** Begin Input **

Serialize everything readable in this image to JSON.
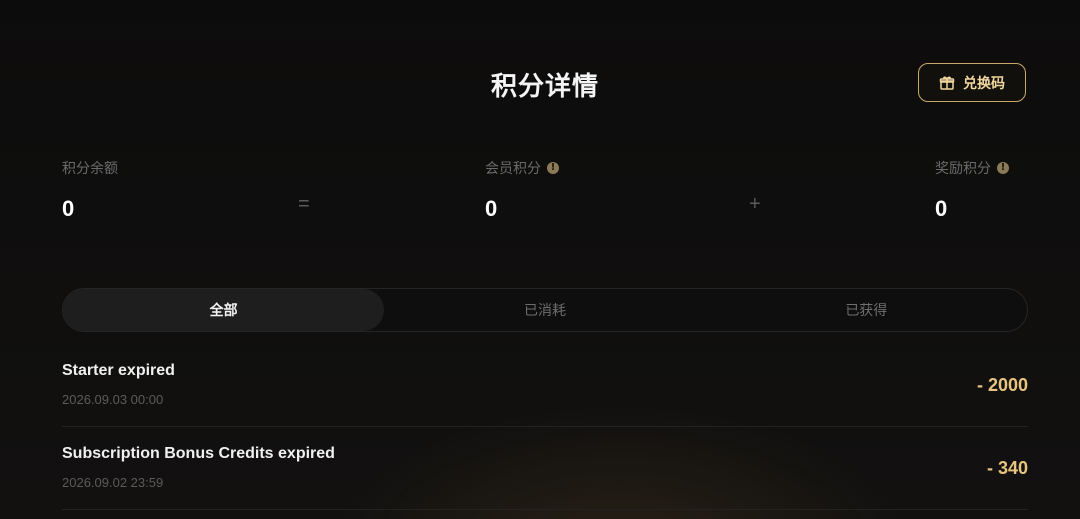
{
  "header": {
    "title": "积分详情",
    "redeem_label": "兑换码",
    "redeem_icon": "gift-icon"
  },
  "stats": {
    "balance": {
      "label": "积分余额",
      "value": "0"
    },
    "equals": "=",
    "member": {
      "label": "会员积分",
      "value": "0",
      "info_icon": "info-icon"
    },
    "plus": "+",
    "bonus": {
      "label": "奖励积分",
      "value": "0",
      "info_icon": "info-icon"
    }
  },
  "tabs": [
    {
      "label": "全部",
      "active": true
    },
    {
      "label": "已消耗",
      "active": false
    },
    {
      "label": "已获得",
      "active": false
    }
  ],
  "records": [
    {
      "title": "Starter expired",
      "time": "2026.09.03 00:00",
      "amount": "- 2000"
    },
    {
      "title": "Subscription Bonus Credits expired",
      "time": "2026.09.02 23:59",
      "amount": "- 340"
    }
  ],
  "colors": {
    "accent": "#e8c47e",
    "border_gold": "#c9a86a",
    "background": "#0d0c0c"
  }
}
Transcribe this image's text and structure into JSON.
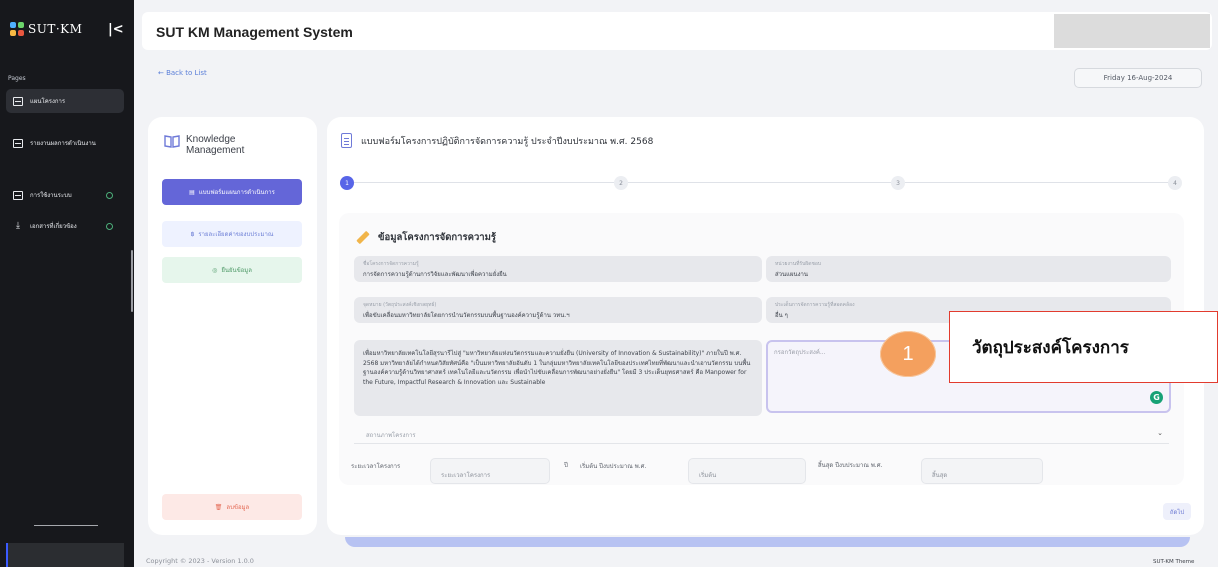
{
  "app": {
    "logo_text": "SUT·KM",
    "title": "SUT KM Management System"
  },
  "sidebar": {
    "section_label": "Pages",
    "items": [
      {
        "label": "แผนโครงการ",
        "icon": "table-icon"
      },
      {
        "label": "รายงานผลการดำเนินงาน",
        "icon": "list-icon"
      },
      {
        "label": "การใช้งานระบบ",
        "icon": "table-icon"
      },
      {
        "label": "เอกสารที่เกี่ยวข้อง",
        "icon": "download-icon"
      }
    ]
  },
  "topbar": {
    "back_label": "← Back to List",
    "date": "Friday 16-Aug-2024"
  },
  "left_panel": {
    "heading": "Knowledge Management",
    "buttons": {
      "plan_form": "แบบฟอร์มแผนการดำเนินการ",
      "budget": "รายละเอียดค่าของบประมาณ",
      "confirm": "ยืนยันข้อมูล",
      "delete": "ลบข้อมูล"
    }
  },
  "form": {
    "title": "แบบฟอร์มโครงการปฏิบัติการจัดการความรู้ ประจำปีงบประมาณ พ.ศ. 2568",
    "steps": [
      "1",
      "2",
      "3",
      "4"
    ],
    "section_title": "ข้อมูลโครงการจัดการความรู้",
    "fields": {
      "project_name_label": "ชื่อโครงการจัดการความรู้",
      "project_name_value": "การจัดการความรู้ด้านการวิจัยและพัฒนาเพื่อความยั่งยืน",
      "unit_label": "หน่วยงานที่รับผิดชอบ",
      "unit_value": "ส่วนแผนงาน",
      "goal_label": "จุดหมาย (วัตถุประสงค์เชิงกลยุทธ์)",
      "goal_value": "เพื่อขับเคลื่อนมหาวิทยาลัยโดยการนำนวัตกรรมบนพื้นฐานองค์ความรู้ด้าน  วทน.ฯ",
      "km_type_label": "ประเด็นการจัดการความรู้ที่สอดคล้อง",
      "km_type_value": "อื่น ๆ",
      "description": "เพื่อมหาวิทยาลัยเทคโนโลยีสุรนารีไปสู่ \"มหาวิทยาลัยแห่งนวัตกรรมและความยั่งยืน (University of Innovation & Sustainability)\" ภายในปี พ.ศ. 2568 มหาวิทยาลัยได้กำหนดวิสัยทัศน์คือ \"เป็นมหาวิทยาลัยอันดับ 1 ในกลุ่มมหาวิทยาลัยเทคโนโลยีของประเทศไทยที่พัฒนาและนำเอานวัตกรรม บนพื้นฐานองค์ความรู้ด้านวิทยาศาสตร์ เทคโนโลยีและนวัตกรรม เพื่อนำไปขับเคลื่อนการพัฒนาอย่างยั่งยืน\" โดยมี 3 ประเด็นยุทธศาสตร์ คือ Manpower for the Future, Impactful Research & Innovation และ Sustainable",
      "objective_placeholder": "กรอกวัตถุประสงค์...",
      "status_placeholder": "สถานภาพโครงการ",
      "duration_label": "ระยะเวลาโครงการ",
      "duration_placeholder": "ระยะเวลาโครงการ",
      "year_unit": "ปี",
      "start_label": "เริ่มต้น ปีงบประมาณ พ.ศ.",
      "start_placeholder": "เริ่มต้น",
      "end_label": "สิ้นสุด ปีงบประมาณ พ.ศ.",
      "end_placeholder": "สิ้นสุด"
    },
    "next_label": "ถัดไป"
  },
  "callout": {
    "number": "1",
    "text": "วัตถุประสงค์โครงการ"
  },
  "footer": {
    "copyright": "Copyright © 2023 - Version 1.0.0",
    "theme": "SUT-KM Theme"
  },
  "colors": {
    "primary": "#6466d8",
    "sidebar_bg": "#17181c",
    "callout_orange": "#f4a05e",
    "callout_border": "#e23b2e"
  }
}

** End Input **

Goal:
Go over the records above and tally each line that includes "Management". Give the total by itself.

Answer for this exercise:
2